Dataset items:
┏━━
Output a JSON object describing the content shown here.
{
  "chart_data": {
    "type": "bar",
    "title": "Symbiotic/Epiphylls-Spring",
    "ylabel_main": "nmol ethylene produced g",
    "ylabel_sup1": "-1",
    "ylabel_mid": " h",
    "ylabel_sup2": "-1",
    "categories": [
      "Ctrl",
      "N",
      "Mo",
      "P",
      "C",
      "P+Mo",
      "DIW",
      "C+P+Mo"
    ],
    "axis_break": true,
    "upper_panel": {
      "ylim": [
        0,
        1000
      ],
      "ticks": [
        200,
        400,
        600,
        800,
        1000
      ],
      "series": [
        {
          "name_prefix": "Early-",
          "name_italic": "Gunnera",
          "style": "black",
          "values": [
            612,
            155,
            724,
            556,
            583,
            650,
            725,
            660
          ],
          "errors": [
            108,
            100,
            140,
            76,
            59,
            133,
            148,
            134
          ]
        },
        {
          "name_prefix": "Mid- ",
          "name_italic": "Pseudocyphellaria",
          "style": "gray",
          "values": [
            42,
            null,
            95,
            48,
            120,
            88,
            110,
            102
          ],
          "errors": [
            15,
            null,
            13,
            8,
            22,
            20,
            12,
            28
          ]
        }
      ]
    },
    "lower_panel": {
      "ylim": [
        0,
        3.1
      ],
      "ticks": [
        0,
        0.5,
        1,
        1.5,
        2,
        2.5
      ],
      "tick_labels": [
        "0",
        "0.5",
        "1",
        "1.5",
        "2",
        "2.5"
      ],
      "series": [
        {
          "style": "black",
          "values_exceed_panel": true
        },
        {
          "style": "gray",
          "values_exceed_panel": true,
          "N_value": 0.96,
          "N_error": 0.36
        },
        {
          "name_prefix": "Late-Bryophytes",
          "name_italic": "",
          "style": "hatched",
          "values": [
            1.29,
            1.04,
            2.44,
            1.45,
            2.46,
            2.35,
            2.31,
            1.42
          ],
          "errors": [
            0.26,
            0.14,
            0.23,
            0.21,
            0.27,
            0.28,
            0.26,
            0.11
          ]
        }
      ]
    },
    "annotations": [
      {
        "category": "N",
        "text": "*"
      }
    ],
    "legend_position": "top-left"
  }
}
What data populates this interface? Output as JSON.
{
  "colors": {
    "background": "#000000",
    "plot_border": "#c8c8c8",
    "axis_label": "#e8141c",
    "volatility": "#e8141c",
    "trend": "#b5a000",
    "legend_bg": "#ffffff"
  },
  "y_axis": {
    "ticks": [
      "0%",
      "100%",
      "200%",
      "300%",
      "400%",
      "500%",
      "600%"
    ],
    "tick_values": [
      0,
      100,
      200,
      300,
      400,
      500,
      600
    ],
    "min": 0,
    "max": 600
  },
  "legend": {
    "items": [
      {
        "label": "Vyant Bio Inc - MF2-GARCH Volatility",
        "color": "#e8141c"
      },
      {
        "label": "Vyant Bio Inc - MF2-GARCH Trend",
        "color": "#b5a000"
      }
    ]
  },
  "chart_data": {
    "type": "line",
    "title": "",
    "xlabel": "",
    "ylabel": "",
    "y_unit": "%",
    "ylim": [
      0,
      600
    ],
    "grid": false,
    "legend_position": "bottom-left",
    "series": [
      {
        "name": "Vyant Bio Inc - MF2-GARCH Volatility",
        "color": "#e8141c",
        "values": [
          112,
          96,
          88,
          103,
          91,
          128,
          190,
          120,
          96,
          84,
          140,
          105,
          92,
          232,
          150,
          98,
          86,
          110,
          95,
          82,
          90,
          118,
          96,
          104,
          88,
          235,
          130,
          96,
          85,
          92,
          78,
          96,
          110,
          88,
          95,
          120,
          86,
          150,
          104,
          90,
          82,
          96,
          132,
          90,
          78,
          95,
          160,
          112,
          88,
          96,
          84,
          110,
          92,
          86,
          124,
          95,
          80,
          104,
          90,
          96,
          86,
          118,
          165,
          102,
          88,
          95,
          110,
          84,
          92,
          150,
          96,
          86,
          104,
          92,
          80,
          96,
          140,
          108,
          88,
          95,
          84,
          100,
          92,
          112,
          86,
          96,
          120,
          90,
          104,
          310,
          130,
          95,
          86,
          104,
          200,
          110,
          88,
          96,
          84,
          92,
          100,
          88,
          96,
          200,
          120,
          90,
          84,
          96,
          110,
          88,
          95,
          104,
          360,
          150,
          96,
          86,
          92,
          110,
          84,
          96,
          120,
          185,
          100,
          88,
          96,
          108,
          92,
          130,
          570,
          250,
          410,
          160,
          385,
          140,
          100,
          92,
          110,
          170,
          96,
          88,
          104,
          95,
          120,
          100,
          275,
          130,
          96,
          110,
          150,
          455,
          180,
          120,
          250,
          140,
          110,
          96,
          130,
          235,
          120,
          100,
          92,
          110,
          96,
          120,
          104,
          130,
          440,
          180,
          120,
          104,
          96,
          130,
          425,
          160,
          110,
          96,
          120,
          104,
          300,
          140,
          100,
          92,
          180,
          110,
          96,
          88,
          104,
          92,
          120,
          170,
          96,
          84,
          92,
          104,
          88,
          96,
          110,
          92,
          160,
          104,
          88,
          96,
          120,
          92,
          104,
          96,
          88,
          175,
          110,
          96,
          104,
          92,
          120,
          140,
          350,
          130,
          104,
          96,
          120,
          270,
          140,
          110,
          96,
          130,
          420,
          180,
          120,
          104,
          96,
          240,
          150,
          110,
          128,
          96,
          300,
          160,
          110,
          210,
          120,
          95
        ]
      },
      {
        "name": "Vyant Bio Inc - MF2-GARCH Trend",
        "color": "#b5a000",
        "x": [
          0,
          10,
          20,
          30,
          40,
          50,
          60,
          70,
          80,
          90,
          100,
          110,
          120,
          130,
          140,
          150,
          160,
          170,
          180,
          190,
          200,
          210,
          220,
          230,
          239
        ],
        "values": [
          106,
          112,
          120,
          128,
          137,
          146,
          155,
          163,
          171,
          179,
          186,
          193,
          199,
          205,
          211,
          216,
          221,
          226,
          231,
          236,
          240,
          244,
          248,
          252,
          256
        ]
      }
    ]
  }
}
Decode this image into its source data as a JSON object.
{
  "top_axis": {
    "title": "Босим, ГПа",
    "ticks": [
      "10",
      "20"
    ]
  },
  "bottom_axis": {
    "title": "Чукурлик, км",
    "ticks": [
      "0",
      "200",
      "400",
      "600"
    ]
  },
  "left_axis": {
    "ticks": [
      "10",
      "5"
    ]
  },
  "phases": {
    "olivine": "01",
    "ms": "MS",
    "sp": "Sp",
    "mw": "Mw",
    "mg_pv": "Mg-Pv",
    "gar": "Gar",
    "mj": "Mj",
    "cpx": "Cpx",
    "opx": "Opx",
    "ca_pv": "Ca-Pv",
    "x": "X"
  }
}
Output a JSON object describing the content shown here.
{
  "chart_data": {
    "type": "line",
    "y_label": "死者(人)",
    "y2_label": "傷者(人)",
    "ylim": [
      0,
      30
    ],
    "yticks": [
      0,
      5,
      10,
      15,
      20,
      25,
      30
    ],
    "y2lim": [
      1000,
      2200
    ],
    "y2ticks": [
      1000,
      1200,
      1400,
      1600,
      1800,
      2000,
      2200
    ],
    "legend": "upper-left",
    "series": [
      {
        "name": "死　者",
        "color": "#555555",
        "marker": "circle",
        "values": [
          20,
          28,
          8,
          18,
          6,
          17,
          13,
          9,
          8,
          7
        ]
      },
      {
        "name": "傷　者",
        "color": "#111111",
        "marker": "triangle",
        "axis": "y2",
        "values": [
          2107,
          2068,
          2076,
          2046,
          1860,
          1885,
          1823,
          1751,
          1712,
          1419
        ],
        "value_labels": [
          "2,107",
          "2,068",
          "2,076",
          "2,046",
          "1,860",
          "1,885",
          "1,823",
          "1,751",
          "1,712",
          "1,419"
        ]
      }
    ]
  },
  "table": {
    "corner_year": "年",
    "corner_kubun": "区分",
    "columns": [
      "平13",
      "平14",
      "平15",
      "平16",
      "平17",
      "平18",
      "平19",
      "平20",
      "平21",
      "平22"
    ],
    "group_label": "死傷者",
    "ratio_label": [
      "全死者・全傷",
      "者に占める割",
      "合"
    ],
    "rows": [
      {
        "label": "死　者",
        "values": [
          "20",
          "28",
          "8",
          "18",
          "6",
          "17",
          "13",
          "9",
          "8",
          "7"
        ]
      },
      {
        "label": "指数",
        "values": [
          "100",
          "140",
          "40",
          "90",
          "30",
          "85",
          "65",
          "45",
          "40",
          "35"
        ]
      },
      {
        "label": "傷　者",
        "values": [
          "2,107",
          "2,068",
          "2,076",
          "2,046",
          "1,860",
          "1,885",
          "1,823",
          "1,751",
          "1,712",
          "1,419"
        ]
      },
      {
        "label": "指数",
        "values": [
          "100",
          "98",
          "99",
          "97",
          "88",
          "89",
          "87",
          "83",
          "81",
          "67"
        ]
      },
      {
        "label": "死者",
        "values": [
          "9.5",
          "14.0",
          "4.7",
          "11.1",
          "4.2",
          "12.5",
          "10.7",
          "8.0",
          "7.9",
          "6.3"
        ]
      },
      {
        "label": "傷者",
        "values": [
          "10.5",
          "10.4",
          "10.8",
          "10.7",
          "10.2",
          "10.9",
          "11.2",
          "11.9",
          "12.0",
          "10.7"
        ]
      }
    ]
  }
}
┗━━
## Task description
Find the lines containing "JSON" and pull them out.

## Solution
Output a JSON object describing the content shown here.
What data populates this interface? Output as JSON.
Decode this image into its source data as a JSON object.
Output a JSON object describing the content shown here.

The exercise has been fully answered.